▸ Dataset rows

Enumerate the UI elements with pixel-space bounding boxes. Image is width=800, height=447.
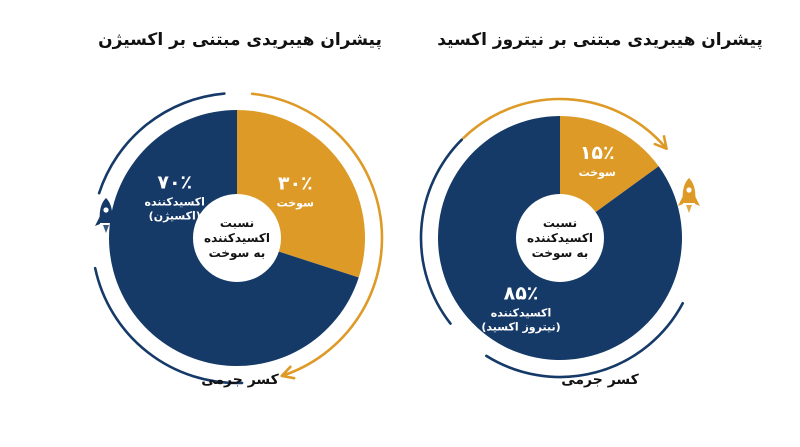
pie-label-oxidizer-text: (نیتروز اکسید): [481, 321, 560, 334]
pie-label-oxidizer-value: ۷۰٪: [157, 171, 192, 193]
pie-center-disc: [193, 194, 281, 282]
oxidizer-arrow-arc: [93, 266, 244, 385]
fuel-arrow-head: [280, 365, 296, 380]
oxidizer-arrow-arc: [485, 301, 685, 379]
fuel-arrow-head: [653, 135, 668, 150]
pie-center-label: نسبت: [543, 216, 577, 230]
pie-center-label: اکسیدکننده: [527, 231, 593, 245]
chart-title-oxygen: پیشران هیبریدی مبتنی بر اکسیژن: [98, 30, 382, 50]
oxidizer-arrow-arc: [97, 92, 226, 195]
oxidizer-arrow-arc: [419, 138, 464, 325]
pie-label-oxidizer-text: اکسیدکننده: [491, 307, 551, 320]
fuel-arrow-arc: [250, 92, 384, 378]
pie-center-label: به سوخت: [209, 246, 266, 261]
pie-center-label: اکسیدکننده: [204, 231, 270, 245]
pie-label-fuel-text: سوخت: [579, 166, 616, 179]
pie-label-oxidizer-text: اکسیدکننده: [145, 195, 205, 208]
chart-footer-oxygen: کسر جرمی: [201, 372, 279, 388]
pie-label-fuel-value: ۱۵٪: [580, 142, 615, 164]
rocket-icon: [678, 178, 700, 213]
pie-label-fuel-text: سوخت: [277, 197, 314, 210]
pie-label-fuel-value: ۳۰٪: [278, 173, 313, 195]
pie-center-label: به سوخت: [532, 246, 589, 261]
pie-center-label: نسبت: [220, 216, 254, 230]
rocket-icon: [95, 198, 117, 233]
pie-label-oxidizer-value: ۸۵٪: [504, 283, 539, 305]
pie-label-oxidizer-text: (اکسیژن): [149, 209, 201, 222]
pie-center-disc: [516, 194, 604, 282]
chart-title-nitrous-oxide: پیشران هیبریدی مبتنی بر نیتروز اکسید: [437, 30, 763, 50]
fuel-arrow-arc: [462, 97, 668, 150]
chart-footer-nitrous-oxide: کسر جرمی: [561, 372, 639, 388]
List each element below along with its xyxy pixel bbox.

==

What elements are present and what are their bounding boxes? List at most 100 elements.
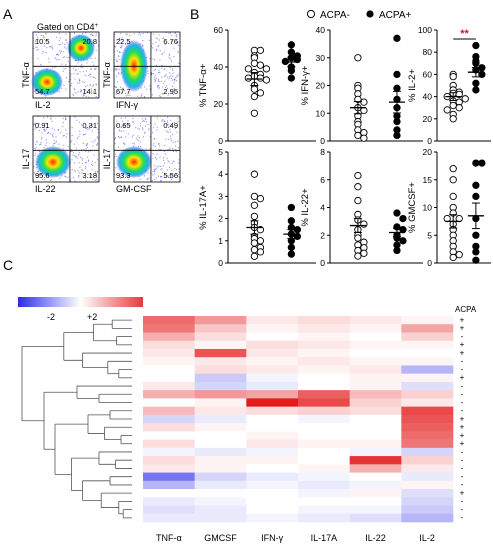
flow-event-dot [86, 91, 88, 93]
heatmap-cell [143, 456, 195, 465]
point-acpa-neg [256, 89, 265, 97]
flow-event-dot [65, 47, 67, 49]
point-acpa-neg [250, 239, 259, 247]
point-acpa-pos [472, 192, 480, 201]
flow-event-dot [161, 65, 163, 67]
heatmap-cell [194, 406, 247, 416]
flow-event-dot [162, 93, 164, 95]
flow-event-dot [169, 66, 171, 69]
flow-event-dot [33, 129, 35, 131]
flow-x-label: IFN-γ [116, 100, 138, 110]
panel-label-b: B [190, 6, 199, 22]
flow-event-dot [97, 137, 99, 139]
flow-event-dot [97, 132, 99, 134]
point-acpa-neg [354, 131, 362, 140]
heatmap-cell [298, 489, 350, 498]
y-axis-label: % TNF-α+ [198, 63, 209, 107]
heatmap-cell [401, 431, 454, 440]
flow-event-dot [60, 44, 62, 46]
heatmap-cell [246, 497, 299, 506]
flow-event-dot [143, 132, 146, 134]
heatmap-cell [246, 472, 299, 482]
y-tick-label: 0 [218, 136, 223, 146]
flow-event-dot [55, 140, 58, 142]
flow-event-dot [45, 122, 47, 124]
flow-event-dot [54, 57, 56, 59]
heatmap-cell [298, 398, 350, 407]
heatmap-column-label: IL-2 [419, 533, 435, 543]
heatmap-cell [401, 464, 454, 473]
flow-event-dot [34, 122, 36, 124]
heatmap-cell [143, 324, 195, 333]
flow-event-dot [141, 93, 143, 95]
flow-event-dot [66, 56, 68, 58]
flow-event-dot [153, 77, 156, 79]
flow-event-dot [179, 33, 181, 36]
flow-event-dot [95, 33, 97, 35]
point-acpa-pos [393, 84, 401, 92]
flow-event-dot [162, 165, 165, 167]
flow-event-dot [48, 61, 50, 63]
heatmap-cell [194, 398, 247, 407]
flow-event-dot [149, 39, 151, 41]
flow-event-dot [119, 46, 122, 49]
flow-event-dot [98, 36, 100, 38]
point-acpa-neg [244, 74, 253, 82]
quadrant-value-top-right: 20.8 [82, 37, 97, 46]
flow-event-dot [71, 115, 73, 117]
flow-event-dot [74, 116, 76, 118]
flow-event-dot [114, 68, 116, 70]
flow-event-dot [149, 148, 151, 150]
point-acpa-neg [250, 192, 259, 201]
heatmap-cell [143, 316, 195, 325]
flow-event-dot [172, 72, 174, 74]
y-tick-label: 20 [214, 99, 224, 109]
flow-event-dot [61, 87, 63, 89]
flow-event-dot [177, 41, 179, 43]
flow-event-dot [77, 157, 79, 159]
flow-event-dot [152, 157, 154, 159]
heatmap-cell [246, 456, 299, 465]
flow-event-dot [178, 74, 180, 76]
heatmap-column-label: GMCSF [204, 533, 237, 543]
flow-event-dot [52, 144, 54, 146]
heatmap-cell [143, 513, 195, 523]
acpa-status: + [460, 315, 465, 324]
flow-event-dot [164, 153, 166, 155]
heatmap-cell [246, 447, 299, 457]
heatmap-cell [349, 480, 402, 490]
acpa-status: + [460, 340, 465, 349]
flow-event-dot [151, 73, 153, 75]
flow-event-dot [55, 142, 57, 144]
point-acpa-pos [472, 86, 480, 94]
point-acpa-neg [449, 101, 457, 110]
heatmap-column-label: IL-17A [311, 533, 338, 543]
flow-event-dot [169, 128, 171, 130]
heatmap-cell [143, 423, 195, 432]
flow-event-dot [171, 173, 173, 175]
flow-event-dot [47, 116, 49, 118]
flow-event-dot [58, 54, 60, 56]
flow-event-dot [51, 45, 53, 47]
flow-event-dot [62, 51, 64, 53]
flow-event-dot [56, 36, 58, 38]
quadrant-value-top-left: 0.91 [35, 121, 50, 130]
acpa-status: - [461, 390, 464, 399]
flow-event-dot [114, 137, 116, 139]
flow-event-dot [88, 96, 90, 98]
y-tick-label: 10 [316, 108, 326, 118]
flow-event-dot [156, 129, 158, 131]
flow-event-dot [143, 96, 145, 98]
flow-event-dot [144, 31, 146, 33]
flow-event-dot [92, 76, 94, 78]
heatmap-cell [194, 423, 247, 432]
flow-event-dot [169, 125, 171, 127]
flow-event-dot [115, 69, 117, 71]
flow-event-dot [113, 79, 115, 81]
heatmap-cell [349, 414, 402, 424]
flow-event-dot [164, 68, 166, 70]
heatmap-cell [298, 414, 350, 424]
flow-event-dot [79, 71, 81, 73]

▸ INSTRUCTIONS TO FOLLOW
Rewrite the items from the line that has "flow-event-dot [86, 91, 88, 93]" through the line that has "heatmap-cell [298, 489, 350, 498]", putting "point-acpa-negative" wherever "point-acpa-neg" appears and leaving everything else unchanged.

▸ EXERCISE ANSWER
flow-event-dot [86, 91, 88, 93]
heatmap-cell [143, 456, 195, 465]
point-acpa-negative [256, 89, 265, 97]
flow-event-dot [65, 47, 67, 49]
point-acpa-negative [250, 239, 259, 247]
point-acpa-pos [472, 192, 480, 201]
flow-event-dot [161, 65, 163, 67]
heatmap-cell [194, 406, 247, 416]
flow-event-dot [162, 93, 164, 95]
flow-event-dot [169, 66, 171, 69]
flow-event-dot [33, 129, 35, 131]
flow-x-label: IFN-γ [116, 100, 138, 110]
panel-label-b: B [190, 6, 199, 22]
flow-event-dot [97, 137, 99, 139]
flow-event-dot [97, 132, 99, 134]
point-acpa-negative [354, 131, 362, 140]
heatmap-cell [298, 489, 350, 498]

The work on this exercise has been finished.